* REQUEST
Print the entries that appear below, exactly as written and without their pictures.
****
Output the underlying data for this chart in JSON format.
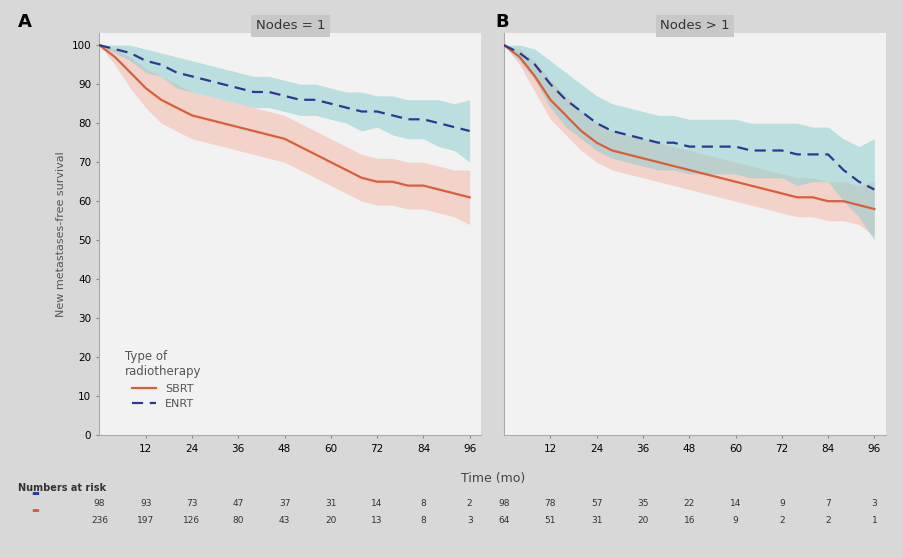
{
  "panel_A_title": "Nodes = 1",
  "panel_B_title": "Nodes > 1",
  "xlabel": "Time (mo)",
  "ylabel": "New metastases-free survival",
  "xticks": [
    12,
    24,
    36,
    48,
    60,
    72,
    84,
    96
  ],
  "yticks": [
    0,
    10,
    20,
    30,
    40,
    50,
    60,
    70,
    80,
    90,
    100
  ],
  "ylim": [
    0,
    103
  ],
  "xlim": [
    0,
    99
  ],
  "background_color": "#d8d8d8",
  "plot_bg_color": "#f2f2f2",
  "sbrt_color": "#d95f3b",
  "enrt_color": "#2b3990",
  "sbrt_fill_color": "#f4b8aa",
  "enrt_fill_color": "#8ecece",
  "A_enrt_x": [
    0,
    4,
    8,
    12,
    16,
    20,
    24,
    28,
    32,
    36,
    40,
    44,
    48,
    52,
    56,
    60,
    64,
    68,
    72,
    76,
    80,
    84,
    88,
    92,
    96
  ],
  "A_enrt_y": [
    100,
    99,
    98,
    96,
    95,
    93,
    92,
    91,
    90,
    89,
    88,
    88,
    87,
    86,
    86,
    85,
    84,
    83,
    83,
    82,
    81,
    81,
    80,
    79,
    78
  ],
  "A_enrt_upper": [
    100,
    100,
    100,
    99,
    98,
    97,
    96,
    95,
    94,
    93,
    92,
    92,
    91,
    90,
    90,
    89,
    88,
    88,
    87,
    87,
    86,
    86,
    86,
    85,
    86
  ],
  "A_enrt_lower": [
    100,
    98,
    96,
    93,
    92,
    89,
    88,
    87,
    86,
    85,
    84,
    84,
    83,
    82,
    82,
    81,
    80,
    78,
    79,
    77,
    76,
    76,
    74,
    73,
    70
  ],
  "A_sbrt_x": [
    0,
    4,
    8,
    12,
    16,
    20,
    24,
    28,
    32,
    36,
    40,
    44,
    48,
    52,
    56,
    60,
    64,
    68,
    72,
    76,
    80,
    84,
    88,
    92,
    96
  ],
  "A_sbrt_y": [
    100,
    97,
    93,
    89,
    86,
    84,
    82,
    81,
    80,
    79,
    78,
    77,
    76,
    74,
    72,
    70,
    68,
    66,
    65,
    65,
    64,
    64,
    63,
    62,
    61
  ],
  "A_sbrt_upper": [
    100,
    99,
    97,
    94,
    92,
    90,
    88,
    87,
    86,
    85,
    84,
    83,
    82,
    80,
    78,
    76,
    74,
    72,
    71,
    71,
    70,
    70,
    69,
    68,
    68
  ],
  "A_sbrt_lower": [
    100,
    95,
    89,
    84,
    80,
    78,
    76,
    75,
    74,
    73,
    72,
    71,
    70,
    68,
    66,
    64,
    62,
    60,
    59,
    59,
    58,
    58,
    57,
    56,
    54
  ],
  "B_enrt_x": [
    0,
    4,
    8,
    12,
    16,
    20,
    24,
    28,
    32,
    36,
    40,
    44,
    48,
    52,
    56,
    60,
    64,
    68,
    72,
    76,
    80,
    84,
    88,
    92,
    96
  ],
  "B_enrt_y": [
    100,
    98,
    95,
    90,
    86,
    83,
    80,
    78,
    77,
    76,
    75,
    75,
    74,
    74,
    74,
    74,
    73,
    73,
    73,
    72,
    72,
    72,
    68,
    65,
    63
  ],
  "B_enrt_upper": [
    100,
    100,
    99,
    96,
    93,
    90,
    87,
    85,
    84,
    83,
    82,
    82,
    81,
    81,
    81,
    81,
    80,
    80,
    80,
    80,
    79,
    79,
    76,
    74,
    76
  ],
  "B_enrt_lower": [
    100,
    96,
    91,
    84,
    79,
    76,
    73,
    71,
    70,
    69,
    68,
    68,
    67,
    67,
    67,
    67,
    66,
    66,
    66,
    64,
    65,
    65,
    60,
    56,
    50
  ],
  "B_sbrt_x": [
    0,
    4,
    8,
    12,
    16,
    20,
    24,
    28,
    32,
    36,
    40,
    44,
    48,
    52,
    56,
    60,
    64,
    68,
    72,
    76,
    80,
    84,
    88,
    92,
    96
  ],
  "B_sbrt_y": [
    100,
    97,
    92,
    86,
    82,
    78,
    75,
    73,
    72,
    71,
    70,
    69,
    68,
    67,
    66,
    65,
    64,
    63,
    62,
    61,
    61,
    60,
    60,
    59,
    58
  ],
  "B_sbrt_upper": [
    100,
    99,
    96,
    91,
    87,
    83,
    80,
    78,
    77,
    76,
    75,
    74,
    73,
    72,
    71,
    70,
    69,
    68,
    67,
    66,
    66,
    65,
    65,
    64,
    65
  ],
  "B_sbrt_lower": [
    100,
    95,
    88,
    81,
    77,
    73,
    70,
    68,
    67,
    66,
    65,
    64,
    63,
    62,
    61,
    60,
    59,
    58,
    57,
    56,
    56,
    55,
    55,
    54,
    51
  ],
  "risk_A_enrt_times": [
    0,
    12,
    24,
    36,
    48,
    60,
    72,
    84,
    96
  ],
  "risk_A_enrt": [
    98,
    93,
    73,
    47,
    37,
    31,
    14,
    8,
    2
  ],
  "risk_A_sbrt": [
    236,
    197,
    126,
    80,
    43,
    20,
    13,
    8,
    3
  ],
  "risk_B_enrt": [
    98,
    78,
    57,
    35,
    22,
    14,
    9,
    7,
    3
  ],
  "risk_B_sbrt": [
    64,
    51,
    31,
    20,
    16,
    9,
    2,
    2,
    1
  ],
  "legend_title": "Type of\nradiotherapy",
  "legend_sbrt": "SBRT",
  "legend_enrt": "ENRT",
  "panel_A_label": "A",
  "panel_B_label": "B",
  "risk_label": "Numbers at risk"
}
****
* RESULT FOR THIS TASK
Output the underlying data for this chart in JSON format.
{
  "panel_A_title": "Nodes = 1",
  "panel_B_title": "Nodes > 1",
  "xlabel": "Time (mo)",
  "ylabel": "New metastases-free survival",
  "xticks": [
    12,
    24,
    36,
    48,
    60,
    72,
    84,
    96
  ],
  "yticks": [
    0,
    10,
    20,
    30,
    40,
    50,
    60,
    70,
    80,
    90,
    100
  ],
  "ylim": [
    0,
    103
  ],
  "xlim": [
    0,
    99
  ],
  "background_color": "#d8d8d8",
  "plot_bg_color": "#f2f2f2",
  "sbrt_color": "#d95f3b",
  "enrt_color": "#2b3990",
  "sbrt_fill_color": "#f4b8aa",
  "enrt_fill_color": "#8ecece",
  "A_enrt_x": [
    0,
    4,
    8,
    12,
    16,
    20,
    24,
    28,
    32,
    36,
    40,
    44,
    48,
    52,
    56,
    60,
    64,
    68,
    72,
    76,
    80,
    84,
    88,
    92,
    96
  ],
  "A_enrt_y": [
    100,
    99,
    98,
    96,
    95,
    93,
    92,
    91,
    90,
    89,
    88,
    88,
    87,
    86,
    86,
    85,
    84,
    83,
    83,
    82,
    81,
    81,
    80,
    79,
    78
  ],
  "A_enrt_upper": [
    100,
    100,
    100,
    99,
    98,
    97,
    96,
    95,
    94,
    93,
    92,
    92,
    91,
    90,
    90,
    89,
    88,
    88,
    87,
    87,
    86,
    86,
    86,
    85,
    86
  ],
  "A_enrt_lower": [
    100,
    98,
    96,
    93,
    92,
    89,
    88,
    87,
    86,
    85,
    84,
    84,
    83,
    82,
    82,
    81,
    80,
    78,
    79,
    77,
    76,
    76,
    74,
    73,
    70
  ],
  "A_sbrt_x": [
    0,
    4,
    8,
    12,
    16,
    20,
    24,
    28,
    32,
    36,
    40,
    44,
    48,
    52,
    56,
    60,
    64,
    68,
    72,
    76,
    80,
    84,
    88,
    92,
    96
  ],
  "A_sbrt_y": [
    100,
    97,
    93,
    89,
    86,
    84,
    82,
    81,
    80,
    79,
    78,
    77,
    76,
    74,
    72,
    70,
    68,
    66,
    65,
    65,
    64,
    64,
    63,
    62,
    61
  ],
  "A_sbrt_upper": [
    100,
    99,
    97,
    94,
    92,
    90,
    88,
    87,
    86,
    85,
    84,
    83,
    82,
    80,
    78,
    76,
    74,
    72,
    71,
    71,
    70,
    70,
    69,
    68,
    68
  ],
  "A_sbrt_lower": [
    100,
    95,
    89,
    84,
    80,
    78,
    76,
    75,
    74,
    73,
    72,
    71,
    70,
    68,
    66,
    64,
    62,
    60,
    59,
    59,
    58,
    58,
    57,
    56,
    54
  ],
  "B_enrt_x": [
    0,
    4,
    8,
    12,
    16,
    20,
    24,
    28,
    32,
    36,
    40,
    44,
    48,
    52,
    56,
    60,
    64,
    68,
    72,
    76,
    80,
    84,
    88,
    92,
    96
  ],
  "B_enrt_y": [
    100,
    98,
    95,
    90,
    86,
    83,
    80,
    78,
    77,
    76,
    75,
    75,
    74,
    74,
    74,
    74,
    73,
    73,
    73,
    72,
    72,
    72,
    68,
    65,
    63
  ],
  "B_enrt_upper": [
    100,
    100,
    99,
    96,
    93,
    90,
    87,
    85,
    84,
    83,
    82,
    82,
    81,
    81,
    81,
    81,
    80,
    80,
    80,
    80,
    79,
    79,
    76,
    74,
    76
  ],
  "B_enrt_lower": [
    100,
    96,
    91,
    84,
    79,
    76,
    73,
    71,
    70,
    69,
    68,
    68,
    67,
    67,
    67,
    67,
    66,
    66,
    66,
    64,
    65,
    65,
    60,
    56,
    50
  ],
  "B_sbrt_x": [
    0,
    4,
    8,
    12,
    16,
    20,
    24,
    28,
    32,
    36,
    40,
    44,
    48,
    52,
    56,
    60,
    64,
    68,
    72,
    76,
    80,
    84,
    88,
    92,
    96
  ],
  "B_sbrt_y": [
    100,
    97,
    92,
    86,
    82,
    78,
    75,
    73,
    72,
    71,
    70,
    69,
    68,
    67,
    66,
    65,
    64,
    63,
    62,
    61,
    61,
    60,
    60,
    59,
    58
  ],
  "B_sbrt_upper": [
    100,
    99,
    96,
    91,
    87,
    83,
    80,
    78,
    77,
    76,
    75,
    74,
    73,
    72,
    71,
    70,
    69,
    68,
    67,
    66,
    66,
    65,
    65,
    64,
    65
  ],
  "B_sbrt_lower": [
    100,
    95,
    88,
    81,
    77,
    73,
    70,
    68,
    67,
    66,
    65,
    64,
    63,
    62,
    61,
    60,
    59,
    58,
    57,
    56,
    56,
    55,
    55,
    54,
    51
  ],
  "risk_A_enrt_times": [
    0,
    12,
    24,
    36,
    48,
    60,
    72,
    84,
    96
  ],
  "risk_A_enrt": [
    98,
    93,
    73,
    47,
    37,
    31,
    14,
    8,
    2
  ],
  "risk_A_sbrt": [
    236,
    197,
    126,
    80,
    43,
    20,
    13,
    8,
    3
  ],
  "risk_B_enrt": [
    98,
    78,
    57,
    35,
    22,
    14,
    9,
    7,
    3
  ],
  "risk_B_sbrt": [
    64,
    51,
    31,
    20,
    16,
    9,
    2,
    2,
    1
  ],
  "legend_title": "Type of\nradiotherapy",
  "legend_sbrt": "SBRT",
  "legend_enrt": "ENRT",
  "panel_A_label": "A",
  "panel_B_label": "B",
  "risk_label": "Numbers at risk"
}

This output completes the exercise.